Task description
Copy out each line of the listing that has the word "adblock" in it.

Collected data
--- begin ---

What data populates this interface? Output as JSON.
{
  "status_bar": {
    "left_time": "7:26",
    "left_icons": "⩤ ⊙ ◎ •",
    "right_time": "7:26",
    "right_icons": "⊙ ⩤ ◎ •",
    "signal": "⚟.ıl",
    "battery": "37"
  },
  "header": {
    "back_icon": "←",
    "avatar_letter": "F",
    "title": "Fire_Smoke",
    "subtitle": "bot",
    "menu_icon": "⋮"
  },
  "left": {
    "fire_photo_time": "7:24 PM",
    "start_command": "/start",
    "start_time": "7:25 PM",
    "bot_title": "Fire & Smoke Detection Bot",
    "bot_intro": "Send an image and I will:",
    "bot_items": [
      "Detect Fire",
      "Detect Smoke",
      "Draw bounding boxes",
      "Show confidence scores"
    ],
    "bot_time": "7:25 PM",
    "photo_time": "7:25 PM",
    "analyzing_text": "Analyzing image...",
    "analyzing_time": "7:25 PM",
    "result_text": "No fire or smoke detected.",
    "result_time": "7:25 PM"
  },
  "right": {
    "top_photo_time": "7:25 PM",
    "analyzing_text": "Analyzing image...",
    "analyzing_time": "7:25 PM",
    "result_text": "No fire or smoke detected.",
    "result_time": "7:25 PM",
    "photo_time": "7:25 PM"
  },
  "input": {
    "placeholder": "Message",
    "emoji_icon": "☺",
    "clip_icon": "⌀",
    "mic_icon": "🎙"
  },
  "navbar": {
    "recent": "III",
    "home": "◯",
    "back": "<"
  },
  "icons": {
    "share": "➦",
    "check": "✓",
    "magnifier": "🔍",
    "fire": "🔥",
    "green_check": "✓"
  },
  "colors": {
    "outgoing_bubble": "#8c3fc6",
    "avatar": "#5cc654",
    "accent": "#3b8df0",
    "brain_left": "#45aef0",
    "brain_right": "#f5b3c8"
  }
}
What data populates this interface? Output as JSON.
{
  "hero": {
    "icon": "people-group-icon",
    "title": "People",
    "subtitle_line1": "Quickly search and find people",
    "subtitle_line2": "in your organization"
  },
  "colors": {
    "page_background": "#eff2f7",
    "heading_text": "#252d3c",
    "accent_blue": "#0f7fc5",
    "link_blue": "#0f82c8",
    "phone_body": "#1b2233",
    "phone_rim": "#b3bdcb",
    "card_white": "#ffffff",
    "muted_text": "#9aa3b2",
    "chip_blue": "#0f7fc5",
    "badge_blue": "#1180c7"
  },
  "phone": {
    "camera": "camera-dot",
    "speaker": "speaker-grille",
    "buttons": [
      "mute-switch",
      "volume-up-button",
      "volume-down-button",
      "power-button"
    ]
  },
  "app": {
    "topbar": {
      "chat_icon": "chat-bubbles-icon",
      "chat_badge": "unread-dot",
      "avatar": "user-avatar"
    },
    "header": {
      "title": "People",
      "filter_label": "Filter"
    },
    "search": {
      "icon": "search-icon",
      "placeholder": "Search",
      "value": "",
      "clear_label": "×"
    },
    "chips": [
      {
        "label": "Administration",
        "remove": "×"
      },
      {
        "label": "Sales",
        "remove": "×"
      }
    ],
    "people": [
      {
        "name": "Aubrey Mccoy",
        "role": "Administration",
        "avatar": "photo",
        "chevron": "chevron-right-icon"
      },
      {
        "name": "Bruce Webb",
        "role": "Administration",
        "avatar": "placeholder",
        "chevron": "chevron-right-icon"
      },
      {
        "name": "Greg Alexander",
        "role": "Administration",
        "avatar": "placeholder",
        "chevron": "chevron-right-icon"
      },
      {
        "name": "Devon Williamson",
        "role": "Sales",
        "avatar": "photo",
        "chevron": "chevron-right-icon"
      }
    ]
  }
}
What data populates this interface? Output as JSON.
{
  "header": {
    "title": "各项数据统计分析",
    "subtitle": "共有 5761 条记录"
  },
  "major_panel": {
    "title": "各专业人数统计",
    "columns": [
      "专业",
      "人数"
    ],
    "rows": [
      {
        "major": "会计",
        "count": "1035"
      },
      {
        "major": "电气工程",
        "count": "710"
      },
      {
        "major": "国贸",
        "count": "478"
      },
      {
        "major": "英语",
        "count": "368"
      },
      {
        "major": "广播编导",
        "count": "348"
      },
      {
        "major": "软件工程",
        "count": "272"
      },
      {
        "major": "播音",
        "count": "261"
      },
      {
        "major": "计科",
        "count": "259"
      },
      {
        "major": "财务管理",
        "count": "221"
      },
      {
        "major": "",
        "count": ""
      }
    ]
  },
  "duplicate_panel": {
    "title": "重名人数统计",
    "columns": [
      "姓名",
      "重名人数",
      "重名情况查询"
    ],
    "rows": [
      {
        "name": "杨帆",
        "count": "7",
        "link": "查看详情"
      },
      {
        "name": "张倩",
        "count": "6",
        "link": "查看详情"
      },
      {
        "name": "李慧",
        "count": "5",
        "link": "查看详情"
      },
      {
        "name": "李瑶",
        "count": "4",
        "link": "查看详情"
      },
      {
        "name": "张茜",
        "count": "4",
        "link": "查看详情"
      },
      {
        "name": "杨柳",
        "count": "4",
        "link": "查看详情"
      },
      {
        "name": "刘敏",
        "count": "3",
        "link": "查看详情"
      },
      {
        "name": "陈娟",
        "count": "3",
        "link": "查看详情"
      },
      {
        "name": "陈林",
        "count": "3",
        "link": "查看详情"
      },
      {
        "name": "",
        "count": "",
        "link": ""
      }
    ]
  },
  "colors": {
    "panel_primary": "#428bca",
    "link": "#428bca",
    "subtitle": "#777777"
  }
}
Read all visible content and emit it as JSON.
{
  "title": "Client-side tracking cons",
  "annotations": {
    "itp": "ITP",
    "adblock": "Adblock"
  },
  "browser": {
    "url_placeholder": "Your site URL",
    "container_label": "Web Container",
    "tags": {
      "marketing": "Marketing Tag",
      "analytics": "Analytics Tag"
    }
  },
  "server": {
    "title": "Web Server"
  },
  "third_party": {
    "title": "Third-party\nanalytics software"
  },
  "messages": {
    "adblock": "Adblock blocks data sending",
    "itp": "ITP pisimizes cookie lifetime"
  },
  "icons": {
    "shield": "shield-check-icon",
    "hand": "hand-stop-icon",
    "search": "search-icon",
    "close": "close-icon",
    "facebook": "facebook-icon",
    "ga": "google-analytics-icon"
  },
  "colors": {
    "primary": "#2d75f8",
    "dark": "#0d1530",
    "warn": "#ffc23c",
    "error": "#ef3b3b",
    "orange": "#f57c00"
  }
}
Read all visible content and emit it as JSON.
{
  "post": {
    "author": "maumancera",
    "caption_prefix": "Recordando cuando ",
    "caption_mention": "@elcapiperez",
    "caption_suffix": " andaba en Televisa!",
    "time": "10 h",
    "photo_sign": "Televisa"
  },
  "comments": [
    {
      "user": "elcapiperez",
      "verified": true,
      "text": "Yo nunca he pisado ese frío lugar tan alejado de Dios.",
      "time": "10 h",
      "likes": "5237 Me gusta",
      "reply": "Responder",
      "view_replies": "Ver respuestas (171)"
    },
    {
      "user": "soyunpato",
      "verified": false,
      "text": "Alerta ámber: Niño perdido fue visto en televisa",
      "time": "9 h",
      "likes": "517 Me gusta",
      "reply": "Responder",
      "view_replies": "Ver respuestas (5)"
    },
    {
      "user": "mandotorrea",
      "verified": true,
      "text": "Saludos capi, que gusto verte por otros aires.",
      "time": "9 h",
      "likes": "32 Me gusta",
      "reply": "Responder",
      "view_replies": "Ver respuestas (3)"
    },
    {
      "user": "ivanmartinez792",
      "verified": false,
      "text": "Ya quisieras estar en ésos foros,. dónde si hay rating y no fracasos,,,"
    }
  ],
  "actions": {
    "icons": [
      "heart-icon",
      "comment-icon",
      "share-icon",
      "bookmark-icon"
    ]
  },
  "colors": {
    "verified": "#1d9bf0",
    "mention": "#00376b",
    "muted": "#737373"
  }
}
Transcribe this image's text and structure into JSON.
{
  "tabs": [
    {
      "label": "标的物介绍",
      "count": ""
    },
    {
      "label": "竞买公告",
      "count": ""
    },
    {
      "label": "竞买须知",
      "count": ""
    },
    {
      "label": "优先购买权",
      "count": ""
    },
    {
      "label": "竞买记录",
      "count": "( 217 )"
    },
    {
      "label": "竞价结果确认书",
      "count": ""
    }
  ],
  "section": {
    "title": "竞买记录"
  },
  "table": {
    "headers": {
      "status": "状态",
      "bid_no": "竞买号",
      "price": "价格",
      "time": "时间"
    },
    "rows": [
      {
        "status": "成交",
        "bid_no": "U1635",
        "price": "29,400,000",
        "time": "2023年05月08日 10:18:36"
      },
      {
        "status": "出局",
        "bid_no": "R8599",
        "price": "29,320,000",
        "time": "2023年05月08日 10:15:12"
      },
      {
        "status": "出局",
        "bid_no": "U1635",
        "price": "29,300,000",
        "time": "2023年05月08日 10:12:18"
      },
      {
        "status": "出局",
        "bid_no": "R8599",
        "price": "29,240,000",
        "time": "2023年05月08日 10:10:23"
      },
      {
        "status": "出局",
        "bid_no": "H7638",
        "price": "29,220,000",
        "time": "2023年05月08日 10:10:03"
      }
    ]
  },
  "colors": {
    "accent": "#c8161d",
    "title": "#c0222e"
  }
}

--- end ---

Full answer
    "adblock": "Adblock"
    "adblock": "Adblock blocks data sending",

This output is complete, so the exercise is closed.